To be done: Find each line that has the string "Lakhs" and give the total, with nothing else.

▼

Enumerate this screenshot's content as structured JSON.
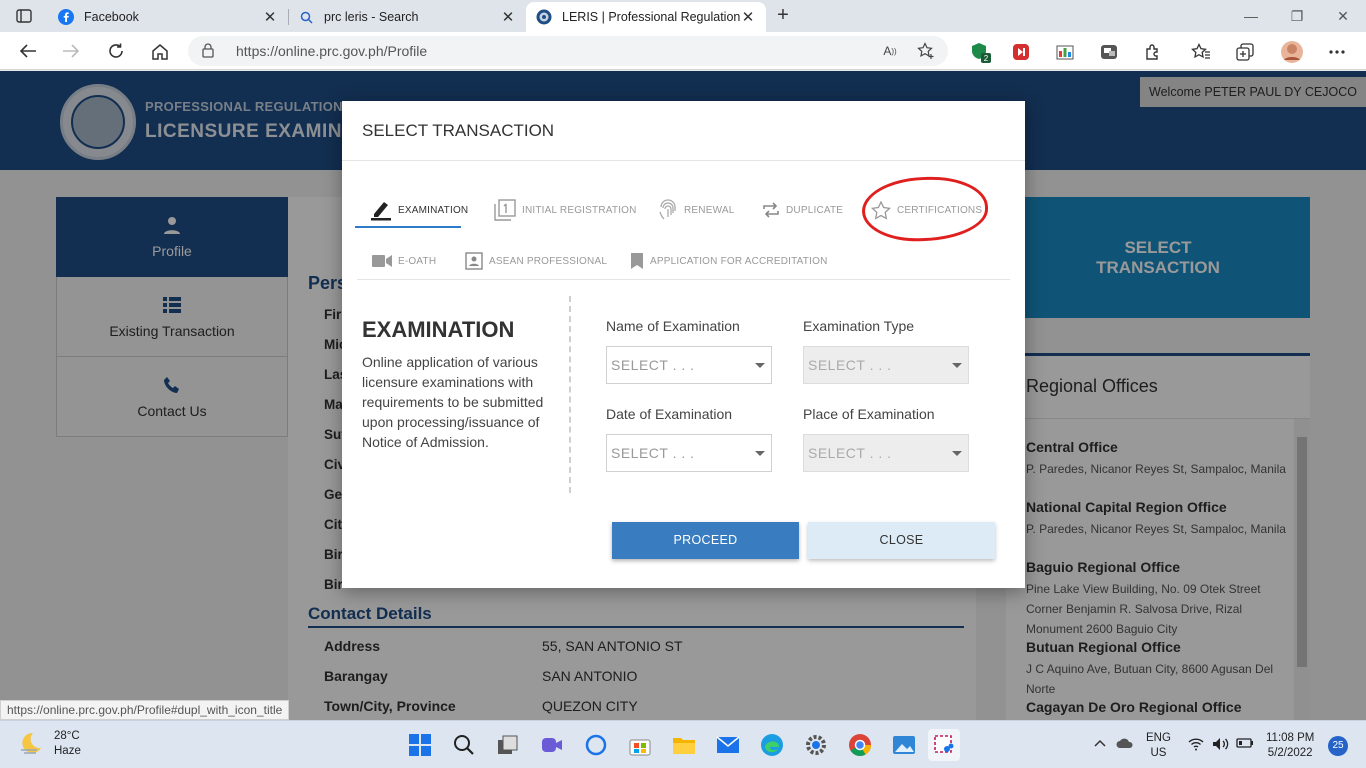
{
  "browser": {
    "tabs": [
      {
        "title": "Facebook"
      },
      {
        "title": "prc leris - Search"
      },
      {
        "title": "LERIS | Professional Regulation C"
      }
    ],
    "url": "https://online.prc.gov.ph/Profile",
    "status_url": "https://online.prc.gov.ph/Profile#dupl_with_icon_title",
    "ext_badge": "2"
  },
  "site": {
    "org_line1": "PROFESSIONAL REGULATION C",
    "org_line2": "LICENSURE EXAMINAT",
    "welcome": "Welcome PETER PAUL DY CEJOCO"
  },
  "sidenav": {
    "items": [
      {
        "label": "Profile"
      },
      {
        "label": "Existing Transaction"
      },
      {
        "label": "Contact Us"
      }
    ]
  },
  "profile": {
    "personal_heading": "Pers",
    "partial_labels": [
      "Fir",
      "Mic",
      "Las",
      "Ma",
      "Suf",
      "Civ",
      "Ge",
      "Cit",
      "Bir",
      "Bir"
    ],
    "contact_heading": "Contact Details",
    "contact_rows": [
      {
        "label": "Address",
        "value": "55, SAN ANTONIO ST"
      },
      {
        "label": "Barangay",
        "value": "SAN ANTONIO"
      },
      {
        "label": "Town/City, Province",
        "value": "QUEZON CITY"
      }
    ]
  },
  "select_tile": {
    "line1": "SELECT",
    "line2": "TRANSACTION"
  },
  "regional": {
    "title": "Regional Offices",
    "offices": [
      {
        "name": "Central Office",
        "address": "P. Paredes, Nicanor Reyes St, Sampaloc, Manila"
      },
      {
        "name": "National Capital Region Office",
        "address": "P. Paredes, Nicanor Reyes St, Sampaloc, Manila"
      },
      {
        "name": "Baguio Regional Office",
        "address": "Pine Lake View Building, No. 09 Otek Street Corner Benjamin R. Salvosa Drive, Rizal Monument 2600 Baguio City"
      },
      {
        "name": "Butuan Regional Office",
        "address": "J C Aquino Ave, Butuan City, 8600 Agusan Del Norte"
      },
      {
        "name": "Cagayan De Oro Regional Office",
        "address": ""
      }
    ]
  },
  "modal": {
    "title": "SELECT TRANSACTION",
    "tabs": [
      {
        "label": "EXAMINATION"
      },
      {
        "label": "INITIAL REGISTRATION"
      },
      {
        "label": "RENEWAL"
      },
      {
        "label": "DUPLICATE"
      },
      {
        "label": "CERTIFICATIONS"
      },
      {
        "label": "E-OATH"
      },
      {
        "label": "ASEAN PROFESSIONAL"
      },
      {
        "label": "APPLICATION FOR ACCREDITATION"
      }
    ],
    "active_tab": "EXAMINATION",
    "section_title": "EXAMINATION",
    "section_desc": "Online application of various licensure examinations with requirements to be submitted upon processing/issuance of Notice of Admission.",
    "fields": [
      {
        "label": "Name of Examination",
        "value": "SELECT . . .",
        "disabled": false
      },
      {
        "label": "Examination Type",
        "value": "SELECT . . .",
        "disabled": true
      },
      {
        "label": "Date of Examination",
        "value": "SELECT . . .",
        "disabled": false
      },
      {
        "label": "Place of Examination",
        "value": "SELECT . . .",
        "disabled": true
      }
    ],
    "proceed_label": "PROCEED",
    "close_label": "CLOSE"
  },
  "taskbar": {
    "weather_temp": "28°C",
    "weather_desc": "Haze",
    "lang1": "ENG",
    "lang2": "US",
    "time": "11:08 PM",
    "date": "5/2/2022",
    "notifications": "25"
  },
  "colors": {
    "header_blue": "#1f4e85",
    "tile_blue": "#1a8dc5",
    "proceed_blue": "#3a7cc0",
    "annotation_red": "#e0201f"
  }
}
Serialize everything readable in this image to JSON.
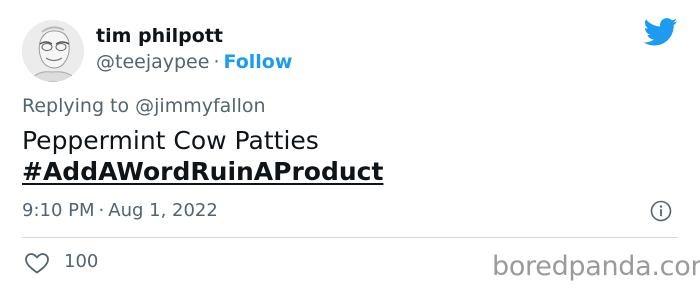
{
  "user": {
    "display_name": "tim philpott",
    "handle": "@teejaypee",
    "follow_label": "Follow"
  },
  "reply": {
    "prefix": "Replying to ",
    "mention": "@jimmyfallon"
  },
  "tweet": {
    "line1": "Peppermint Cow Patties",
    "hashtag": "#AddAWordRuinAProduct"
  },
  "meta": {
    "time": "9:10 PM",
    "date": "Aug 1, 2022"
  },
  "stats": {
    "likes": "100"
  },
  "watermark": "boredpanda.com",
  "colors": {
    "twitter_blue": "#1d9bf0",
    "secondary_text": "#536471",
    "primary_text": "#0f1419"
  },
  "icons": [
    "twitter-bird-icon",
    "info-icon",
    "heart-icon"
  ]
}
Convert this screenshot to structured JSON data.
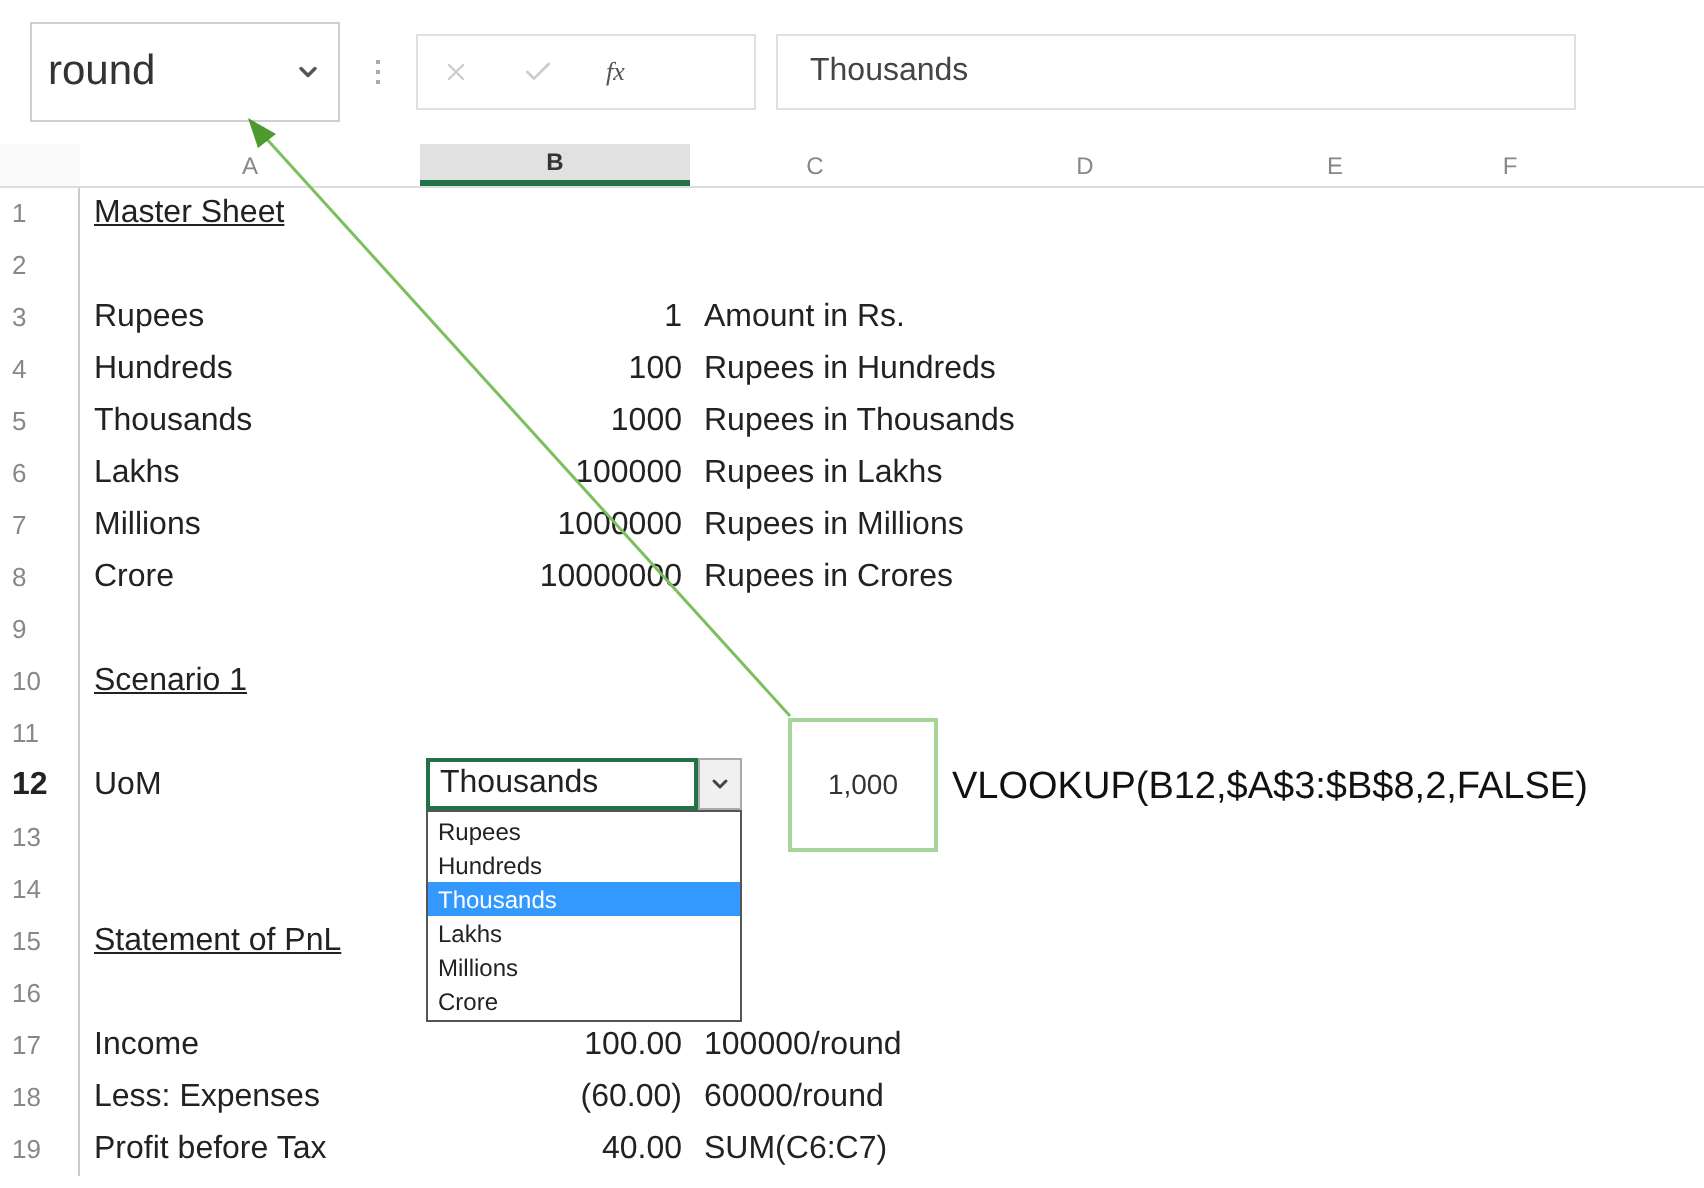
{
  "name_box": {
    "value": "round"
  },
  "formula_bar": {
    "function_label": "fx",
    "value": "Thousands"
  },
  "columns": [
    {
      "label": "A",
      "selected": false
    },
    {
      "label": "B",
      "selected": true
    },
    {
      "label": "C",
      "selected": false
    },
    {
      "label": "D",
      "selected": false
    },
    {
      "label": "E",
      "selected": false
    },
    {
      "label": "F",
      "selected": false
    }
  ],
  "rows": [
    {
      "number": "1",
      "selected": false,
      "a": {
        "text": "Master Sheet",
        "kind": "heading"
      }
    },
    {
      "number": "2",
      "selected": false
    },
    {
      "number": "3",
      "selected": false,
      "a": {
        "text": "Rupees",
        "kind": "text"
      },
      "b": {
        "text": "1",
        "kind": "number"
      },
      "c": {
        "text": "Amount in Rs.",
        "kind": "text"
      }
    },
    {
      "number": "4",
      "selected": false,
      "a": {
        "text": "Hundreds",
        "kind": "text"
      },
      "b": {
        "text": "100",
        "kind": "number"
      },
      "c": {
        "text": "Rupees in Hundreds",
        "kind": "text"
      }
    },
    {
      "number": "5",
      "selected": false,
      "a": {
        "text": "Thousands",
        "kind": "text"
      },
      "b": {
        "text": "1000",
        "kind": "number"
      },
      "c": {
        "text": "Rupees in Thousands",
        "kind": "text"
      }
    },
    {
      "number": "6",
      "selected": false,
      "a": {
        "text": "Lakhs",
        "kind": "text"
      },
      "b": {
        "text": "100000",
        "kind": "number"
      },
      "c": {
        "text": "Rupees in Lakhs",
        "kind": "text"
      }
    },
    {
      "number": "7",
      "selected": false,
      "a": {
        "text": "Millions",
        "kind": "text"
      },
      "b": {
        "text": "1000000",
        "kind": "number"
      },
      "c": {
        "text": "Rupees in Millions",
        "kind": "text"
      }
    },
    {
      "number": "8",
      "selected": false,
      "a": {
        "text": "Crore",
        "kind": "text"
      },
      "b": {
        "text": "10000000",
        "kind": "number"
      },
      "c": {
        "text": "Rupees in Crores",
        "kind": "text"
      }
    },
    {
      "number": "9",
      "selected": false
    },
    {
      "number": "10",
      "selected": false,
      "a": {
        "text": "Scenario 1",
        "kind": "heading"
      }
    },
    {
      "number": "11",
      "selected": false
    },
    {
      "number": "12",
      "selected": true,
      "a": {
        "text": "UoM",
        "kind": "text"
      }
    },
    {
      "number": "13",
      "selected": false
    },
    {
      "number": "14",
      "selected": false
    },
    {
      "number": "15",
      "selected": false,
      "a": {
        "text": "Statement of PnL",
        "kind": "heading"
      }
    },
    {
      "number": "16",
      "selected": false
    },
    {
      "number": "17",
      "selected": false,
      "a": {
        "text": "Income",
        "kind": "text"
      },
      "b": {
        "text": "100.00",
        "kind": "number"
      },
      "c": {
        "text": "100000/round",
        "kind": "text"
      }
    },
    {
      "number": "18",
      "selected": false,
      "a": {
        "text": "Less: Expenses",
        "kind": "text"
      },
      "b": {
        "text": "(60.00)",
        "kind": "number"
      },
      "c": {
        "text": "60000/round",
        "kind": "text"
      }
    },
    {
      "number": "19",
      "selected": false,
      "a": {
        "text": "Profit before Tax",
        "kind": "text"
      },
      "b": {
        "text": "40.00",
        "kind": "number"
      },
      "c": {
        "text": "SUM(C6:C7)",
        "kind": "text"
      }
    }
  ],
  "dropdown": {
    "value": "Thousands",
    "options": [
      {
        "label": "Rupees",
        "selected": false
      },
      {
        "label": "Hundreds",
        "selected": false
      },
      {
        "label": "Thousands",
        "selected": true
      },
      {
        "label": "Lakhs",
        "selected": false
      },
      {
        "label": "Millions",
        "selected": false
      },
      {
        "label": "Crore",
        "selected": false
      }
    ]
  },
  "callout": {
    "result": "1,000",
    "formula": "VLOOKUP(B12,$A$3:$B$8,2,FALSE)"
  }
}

▲

Problem solution: 3